Exercise aim
Go through the data below and gather each line containing "into".

Extracted records

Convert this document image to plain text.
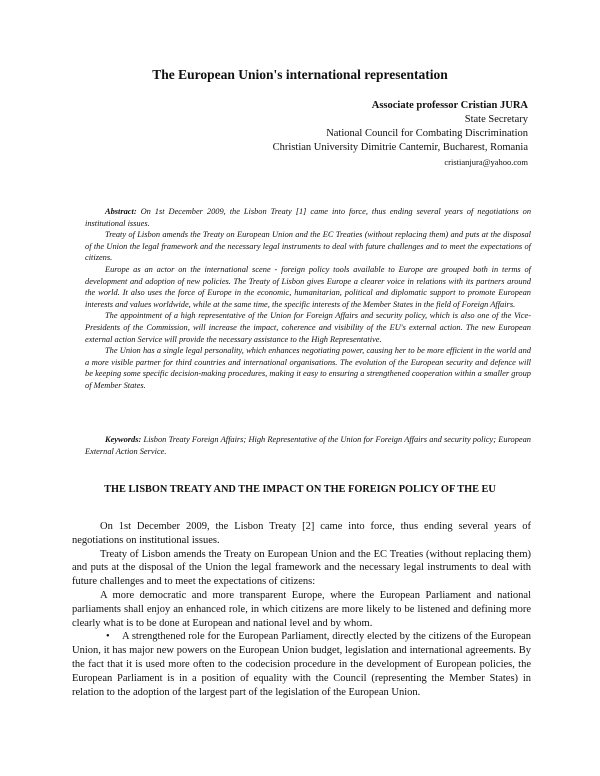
The European Union's international representation
Associate professor Cristian JURA
State Secretary
National Council for Combating Discrimination
Christian University Dimitrie Cantemir, Bucharest, Romania
cristianjura@yahoo.com

Abstract: On 1st December 2009, the Lisbon Treaty [1] came into force, thus ending several years of negotiations on institutional issues.

Treaty of Lisbon amends the Treaty on European Union and the EC Treaties (without replacing them) and puts at the disposal of the Union the legal framework and the necessary legal instruments to deal with future challenges and to meet the expectations of citizens.

Europe as an actor on the international scene - foreign policy tools available to Europe are grouped both in terms of development and adoption of new policies. The Treaty of Lisbon gives Europe a clearer voice in relations with its partners around the world. It also uses the force of Europe in the economic, humanitarian, political and diplomatic support to promote European interests and values worldwide, while at the same time, the specific interests of the Member States in the field of Foreign Affairs.

The appointment of a high representative of the Union for Foreign Affairs and security policy, which is also one of the Vice-Presidents of the Commission, will increase the impact, coherence and visibility of the EU's external action. The new European external action Service will provide the necessary assistance to the High Representative.

The Union has a single legal personality, which enhances negotiating power, causing her to be more efficient in the world and a more visible partner for third countries and international organisations. The evolution of the European security and defence will be keeping some specific decision-making procedures, making it easy to ensuring a strengthened cooperation within a smaller group of Member States.

Keywords: Lisbon Treaty Foreign Affairs; High Representative of the Union for Foreign Affairs and security policy; European External Action Service.

THE LISBON TREATY AND THE IMPACT ON THE FOREIGN POLICY OF THE EU

On 1st December 2009, the Lisbon Treaty [2] came into force, thus ending several years of negotiations on institutional issues.

Treaty of Lisbon amends the Treaty on European Union and the EC Treaties (without replacing them) and puts at the disposal of the Union the legal framework and the necessary legal instruments to deal with future challenges and to meet the expectations of citizens:

A more democratic and more transparent Europe, where the European Parliament and national parliaments shall enjoy an enhanced role, in which citizens are more likely to be listened and defining more clearly what is to be done at European and national level and by whom.

• A strengthened role for the European Parliament, directly elected by the citizens of the European Union, it has major new powers on the European Union budget, legislation and international agreements. By the fact that it is used more often to the codecision procedure in the development of European policies, the European Parliament is in a position of equality with the Council (representing the Member States) in relation to the adoption of the largest part of the legislation of the European Union.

Written answer
Abstract: On 1st December 2009, the Lisbon Treaty [1] came into force, thus ending several years of negotiations on institutional issues.
On 1st December 2009, the Lisbon Treaty [2] came into force, thus ending several years of negotiations on institutional issues.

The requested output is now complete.